>> START DATA IN THIS EXERCISE
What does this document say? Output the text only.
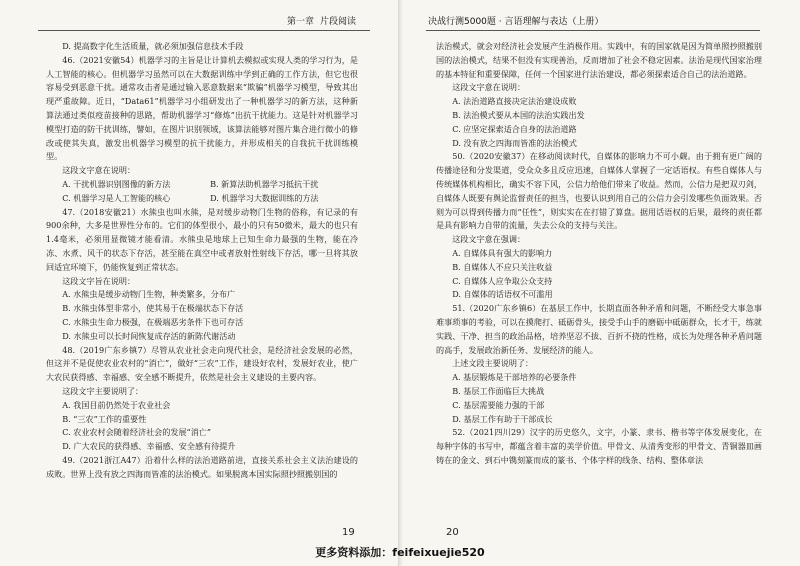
第一章 片段阅读

D. 提高数字化生活质量，就必须加强信息技术手段

46.（2021安徽54）机器学习的主旨是让计算机去模拟或实现人类的学习行为，是人工智能的核心。但机器学习虽然可以在大数据训练中学到正确的工作方法，但它也很容易受到恶意干扰。通常攻击者是通过输入恶意数据来“欺骗”机器学习模型，导致其出现严重故障。近日，“Data61”机器学习小组研发出了一种机器学习的新方法，这种新算法通过类似疫苗接种的思路，帮助机器学习“修炼”出抗干扰能力。这是针对机器学习模型打造的防干扰训练，譬如，在图片识别领域，该算法能够对图片集合进行微小的修改或使其失真，激发出机器学习模型的抗干扰能力，并形成相关的自我抗干扰训练模型。

这段文字意在说明：

A. 干扰机器识别图像的新方法	B. 新算法助机器学习抵抗干扰
C. 机器学习是人工智能的核心	D. 机器学习大数据训练的方法

47.（2018安徽21）水熊虫也叫水熊，是对缓步动物门生物的俗称，有记录的有900余种，大多是世界性分布的。它们的体型很小，最小的只有50微米，最大的也只有1.4毫米，必须用显微镜才能看清。水熊虫是地球上已知生命力最强的生物，能在冷冻、水煮、风干的状态下存活，甚至能在真空中或者放射性射线下存活，哪一旦将其放回适宜环境下，仍能恢复到正常状态。

这段文字旨在说明：

A. 水熊虫是缓步动物门生物，种类繁多，分布广

B. 水熊虫体型非常小，使其易于在极端状态下存活

C. 水熊虫生命力极强，在极端恶劣条件下也可存活

D. 水熊虫可以长时间恢复成存活的新陈代谢活动

48.（2019广东乡镇7）尽管从农业社会走向现代社会，是经济社会发展的必然，但这并不是促使农业农村的“消亡”，做好“三农”工作，建设好农村，发展好农业，使广大农民获得感、幸福感、安全感不断提升，依然是社会主义建设的主要内容。

这段文字主要说明了：

A. 我国目前仍然处于农业社会

B. “三农”工作的重要性

C. 农业农村会随着经济社会的发展“消亡”

D. 广大农民的获得感、幸福感、安全感有待提升

49.（2021浙江A47）沿着什么样的法治道路前进，直接关系社会主义法治建设的成败。世界上没有放之四海而皆准的法治模式。如果脱离本国实际照抄照搬别国的

19
决战行测5000题 · 言语理解与表达（上册）

法治模式，就会对经济社会发展产生消极作用。实践中，有的国家就是因为简单照抄照搬别国的法治模式，结果不但没有实现善治，反而增加了社会不稳定因素。法治是现代国家治理的基本特征和重要保障，任何一个国家进行法治建设，都必须探索适合自己的法治道路。

这段文字意在说明：

A. 法治道路直接决定法治建设成败

B. 法治模式要从本国的法治实践出发

C. 应坚定探索适合自身的法治道路

D. 没有放之四海而皆准的法治模式

50.（2020安徽37）在移动阅读时代，自媒体的影响力不可小觑。由于拥有更广阔的传播途径和分发渠道，受众众多且反应迅速，自媒体人掌握了一定话语权。有些自媒体人与传统媒体机构相比，确实不容下风，公信力给他们带来了收益。然而，公信力是把双刃剑，自媒体人既要有舆论监督责任的担当，也要认识到用自己的公信力会引发哪些负面效果。否则为可以得到传播力而“任性”，则实实在在打错了算盘。据用话语权的后果，最终的责任都是具有影响力自带的流量，失去公众的支持与关注。

这段文字意在强调：

A. 自媒体具有强大的影响力

B. 自媒体人不应只关注收益

C. 自媒体人应争取公众支持

D. 自媒体的话语权不可滥用

51.（2020广东乡镇6）在基层工作中，长期直面各种矛盾和问题，不断经受大事急事难事琐事的考验，可以在摸爬打、砥砺骨头，接受手山手的磨砺中砥砺群众，长才干，练就实践、干净、担当的政治品格，培养坚忍不拔、百折不挠的性格，成长为处理各种矛盾问题的高手，发展政治新任务、发展经济的能人。

上述文段主要说明了：

A. 基层锻炼是干部培养的必要条件

B. 基层工作面临巨大挑战

C. 基层需要能力强的干部

D. 基层工作有助于干部成长

52.（2021四川29）汉字的历史悠久，文字，小篆、隶书、楷书等字体发展变化，在每种字体的书写中，都蕴含着丰富的美学价值。甲骨文、从清秀变形的甲骨文、青铜器皿画铸在的金文、到石中镌刻篆而成的篆书、个体字样的线条、结构、整体章法

20
更多资料添加：feifeixuejie520
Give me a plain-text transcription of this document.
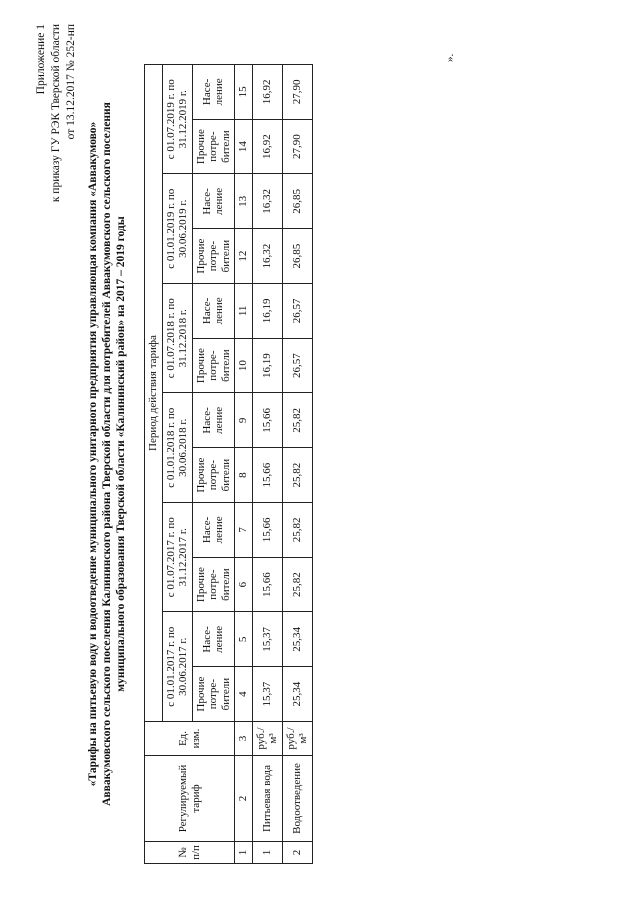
Приложение 1 к приказу ГУ РЭК Тверской области от 13.12.2017 № 252-нп
«Тарифы на питьевую воду и водоотведение муниципального унитарного предприятия управляющая компания «Аввакумово» Аввакумовского сельского поселения Калининского района Тверской области для потребителей Аввакумовского сельского поселения муниципального образования Тверской области «Калининский район» на 2017 – 2019 годы
№ п/п	Регулируемый тариф	Ед. изм.	Период действия тарифа											
			с 01.01.2017 г. по 30.06.2017 г.		с 01.07.2017 г. по 31.12.2017 г.		с 01.01.2018 г. по 30.06.2018 г.		с 01.07.2018 г. по 31.12.2018 г.		с 01.01.2019 г. по 30.06.2019 г.		с 01.07.2019 г. по 31.12.2019 г.	
			Прочие потре- бители	Насе- ление	Прочие потре- бители	Насе- ление	Прочие потре- бители	Насе- ление	Прочие потре- бители	Насе- ление	Прочие потре- бители	Насе- ление	Прочие потре- бители	Насе- ление
1	2	3	4	5	6	7	8	9	10	11	12	13	14	15
1	Питьевая вода	руб./м³	15,37	15,37	15,66	15,66	15,66	15,66	16,19	16,19	16,32	16,32	16,92	16,92
2	Водоотведение	руб./м³	25,34	25,34	25,82	25,82	25,82	25,82	26,57	26,57	26,85	26,85	27,90	27,90
».
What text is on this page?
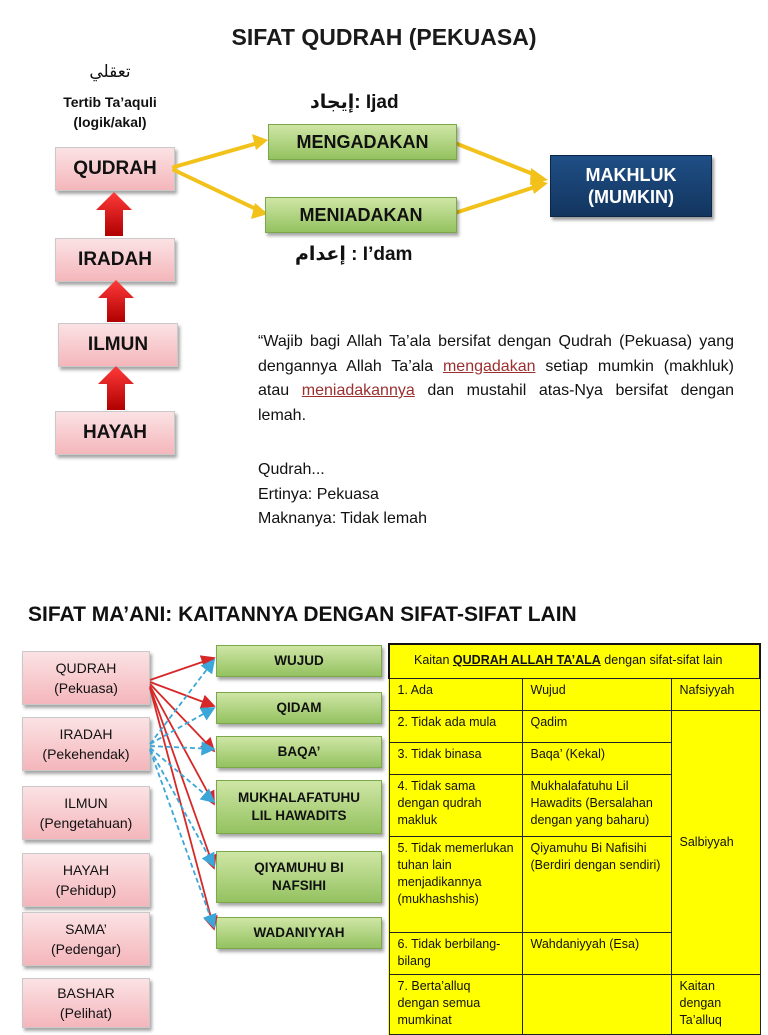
SIFAT QUDRAH (PEKUASA)
تعقلي
Tertib Ta’aquli
(logik/akal)
QUDRAH
IRADAH
ILMUN
HAYAH
إيجاد: Ijad
MENGADAKAN
MENIADAKAN
إعدام : I’dam
MAKHLUK
(MUMKIN)
“Wajib bagi Allah Ta’ala bersifat dengan Qudrah (Pekuasa) yang dengannya Allah Ta’ala mengadakan setiap mumkin (makhluk) atau meniadakannya dan mustahil atas-Nya bersifat dengan lemah.
Qudrah...
Ertinya: Pekuasa
Maknanya: Tidak lemah
SIFAT MA’ANI: KAITANNYA DENGAN SIFAT-SIFAT LAIN
QUDRAH
(Pekuasa)
IRADAH
(Pekehendak)
ILMUN
(Pengetahuan)
HAYAH
(Pehidup)
SAMA’
(Pedengar)
BASHAR
(Pelihat)
WUJUD
QIDAM
BAQA’
MUKHALAFATUHU
LIL HAWADITS
QIYAMUHU BI
NAFSIHI
WADANIYYAH
Kaitan QUDRAH ALLAH TA’ALA dengan sifat-sifat lain		
1. Ada	Wujud	Nafsiyyah
2. Tidak ada mula	Qadim	Salbiyyah
3. Tidak binasa	Baqa’ (Kekal)	
4. Tidak sama dengan qudrah makluk	Mukhalafatuhu Lil Hawadits (Bersalahan dengan yang baharu)	
5. Tidak memerlukan tuhan lain menjadikannya (mukhashshis)	Qiyamuhu Bi Nafisihi (Berdiri dengan sendiri)	
6. Tidak berbilang-bilang	Wahdaniyyah (Esa)	
7. Berta’alluq dengan semua mumkinat		Kaitan dengan Ta’alluq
>> END DATA IN THIS EXERCISE
> [INSTRUCTIONS TO FOLLOW]
Strip out the pictures and quote the remaining data word for word.

> [RESULT BELOW]
What does this document say? Output the text only.
第一章 片段阅读

D. 提高数字化生活质量，就必须加强信息技术手段

46.（2021安徽54）机器学习的主旨是让计算机去模拟或实现人类的学习行为，是人工智能的核心。但机器学习虽然可以在大数据训练中学到正确的工作方法，但它也很容易受到恶意干扰。通常攻击者是通过输入恶意数据来“欺骗”机器学习模型，导致其出现严重故障。近日，“Data61”机器学习小组研发出了一种机器学习的新方法，这种新算法通过类似疫苗接种的思路，帮助机器学习“修炼”出抗干扰能力。这是针对机器学习模型打造的防干扰训练，譬如，在图片识别领域，该算法能够对图片集合进行微小的修改或使其失真，激发出机器学习模型的抗干扰能力，并形成相关的自我抗干扰训练模型。

这段文字意在说明：

A. 干扰机器识别图像的新方法	B. 新算法助机器学习抵抗干扰
C. 机器学习是人工智能的核心	D. 机器学习大数据训练的方法

47.（2018安徽21）水熊虫也叫水熊，是对缓步动物门生物的俗称，有记录的有900余种，大多是世界性分布的。它们的体型很小，最小的只有50微米，最大的也只有1.4毫米，必须用显微镜才能看清。水熊虫是地球上已知生命力最强的生物，能在冷冻、水煮、风干的状态下存活，甚至能在真空中或者放射性射线下存活，哪一旦将其放回适宜环境下，仍能恢复到正常状态。

这段文字旨在说明：

A. 水熊虫是缓步动物门生物，种类繁多，分布广

B. 水熊虫体型非常小，使其易于在极端状态下存活

C. 水熊虫生命力极强，在极端恶劣条件下也可存活

D. 水熊虫可以长时间恢复成存活的新陈代谢活动

48.（2019广东乡镇7）尽管从农业社会走向现代社会，是经济社会发展的必然，但这并不是促使农业农村的“消亡”，做好“三农”工作，建设好农村，发展好农业，使广大农民获得感、幸福感、安全感不断提升，依然是社会主义建设的主要内容。

这段文字主要说明了：

A. 我国目前仍然处于农业社会

B. “三农”工作的重要性

C. 农业农村会随着经济社会的发展“消亡”

D. 广大农民的获得感、幸福感、安全感有待提升

49.（2021浙江A47）沿着什么样的法治道路前进，直接关系社会主义法治建设的成败。世界上没有放之四海而皆准的法治模式。如果脱离本国实际照抄照搬别国的

19
决战行测5000题 · 言语理解与表达（上册）

法治模式，就会对经济社会发展产生消极作用。实践中，有的国家就是因为简单照抄照搬别国的法治模式，结果不但没有实现善治，反而增加了社会不稳定因素。法治是现代国家治理的基本特征和重要保障，任何一个国家进行法治建设，都必须探索适合自己的法治道路。

这段文字意在说明：

A. 法治道路直接决定法治建设成败

B. 法治模式要从本国的法治实践出发

C. 应坚定探索适合自身的法治道路

D. 没有放之四海而皆准的法治模式

50.（2020安徽37）在移动阅读时代，自媒体的影响力不可小觑。由于拥有更广阔的传播途径和分发渠道，受众众多且反应迅速，自媒体人掌握了一定话语权。有些自媒体人与传统媒体机构相比，确实不容下风，公信力给他们带来了收益。然而，公信力是把双刃剑，自媒体人既要有舆论监督责任的担当，也要认识到用自己的公信力会引发哪些负面效果。否则为可以得到传播力而“任性”，则实实在在打错了算盘。据用话语权的后果，最终的责任都是具有影响力自带的流量，失去公众的支持与关注。

这段文字意在强调：

A. 自媒体具有强大的影响力

B. 自媒体人不应只关注收益

C. 自媒体人应争取公众支持

D. 自媒体的话语权不可滥用

51.（2020广东乡镇6）在基层工作中，长期直面各种矛盾和问题，不断经受大事急事难事琐事的考验，可以在摸爬打、砥砺骨头，接受手山手的磨砺中砥砺群众，长才干，练就实践、干净、担当的政治品格，培养坚忍不拔、百折不挠的性格，成长为处理各种矛盾问题的高手，发展政治新任务、发展经济的能人。

上述文段主要说明了：

A. 基层锻炼是干部培养的必要条件

B. 基层工作面临巨大挑战

C. 基层需要能力强的干部

D. 基层工作有助于干部成长

52.（2021四川29）汉字的历史悠久，文字，小篆、隶书、楷书等字体发展变化，在每种字体的书写中，都蕴含着丰富的美学价值。甲骨文、从清秀变形的甲骨文、青铜器皿画铸在的金文、到石中镌刻篆而成的篆书、个体字样的线条、结构、整体章法

20
更多资料添加：feifeixuejie520
Give me a plain-text transcription of this document.
Приложение 1 к приказу ГУ РЭК Тверской области от 13.12.2017 № 252-нп
«Тарифы на питьевую воду и водоотведение муниципального унитарного предприятия управляющая компания «Аввакумово» Аввакумовского сельского поселения Калининского района Тверской области для потребителей Аввакумовского сельского поселения муниципального образования Тверской области «Калининский район» на 2017 – 2019 годы
№ п/п	Регулируемый тариф	Ед. изм.	Период действия тарифа											
			с 01.01.2017 г. по 30.06.2017 г.		с 01.07.2017 г. по 31.12.2017 г.		с 01.01.2018 г. по 30.06.2018 г.		с 01.07.2018 г. по 31.12.2018 г.		с 01.01.2019 г. по 30.06.2019 г.		с 01.07.2019 г. по 31.12.2019 г.	
			Прочие потре- бители	Насе- ление	Прочие потре- бители	Насе- ление	Прочие потре- бители	Насе- ление	Прочие потре- бители	Насе- ление	Прочие потре- бители	Насе- ление	Прочие потре- бители	Насе- ление
1	2	3	4	5	6	7	8	9	10	11	12	13	14	15
1	Питьевая вода	руб./м³	15,37	15,37	15,66	15,66	15,66	15,66	16,19	16,19	16,32	16,32	16,92	16,92
2	Водоотведение	руб./м³	25,34	25,34	25,82	25,82	25,82	25,82	26,57	26,57	26,85	26,85	27,90	27,90
».
What text is on this page?
SIFAT QUDRAH (PEKUASA)
تعقلي
Tertib Ta’aquli
(logik/akal)
QUDRAH
IRADAH
ILMUN
HAYAH
إيجاد: Ijad
MENGADAKAN
MENIADAKAN
إعدام : I’dam
MAKHLUK
(MUMKIN)
“Wajib bagi Allah Ta’ala bersifat dengan Qudrah (Pekuasa) yang dengannya Allah Ta’ala mengadakan setiap mumkin (makhluk) atau meniadakannya dan mustahil atas-Nya bersifat dengan lemah.
Qudrah...
Ertinya: Pekuasa
Maknanya: Tidak lemah
SIFAT MA’ANI: KAITANNYA DENGAN SIFAT-SIFAT LAIN
QUDRAH
(Pekuasa)
IRADAH
(Pekehendak)
ILMUN
(Pengetahuan)
HAYAH
(Pehidup)
SAMA’
(Pedengar)
BASHAR
(Pelihat)
WUJUD
QIDAM
BAQA’
MUKHALAFATUHU
LIL HAWADITS
QIYAMUHU BI
NAFSIHI
WADANIYYAH
Kaitan QUDRAH ALLAH TA’ALA dengan sifat-sifat lain		
1. Ada	Wujud	Nafsiyyah
2. Tidak ada mula	Qadim	Salbiyyah
3. Tidak binasa	Baqa’ (Kekal)	
4. Tidak sama dengan qudrah makluk	Mukhalafatuhu Lil Hawadits (Bersalahan dengan yang baharu)	
5. Tidak memerlukan tuhan lain menjadikannya (mukhashshis)	Qiyamuhu Bi Nafisihi (Berdiri dengan sendiri)	
6. Tidak berbilang-bilang	Wahdaniyyah (Esa)	
7. Berta’alluq dengan semua mumkinat		Kaitan dengan Ta’alluq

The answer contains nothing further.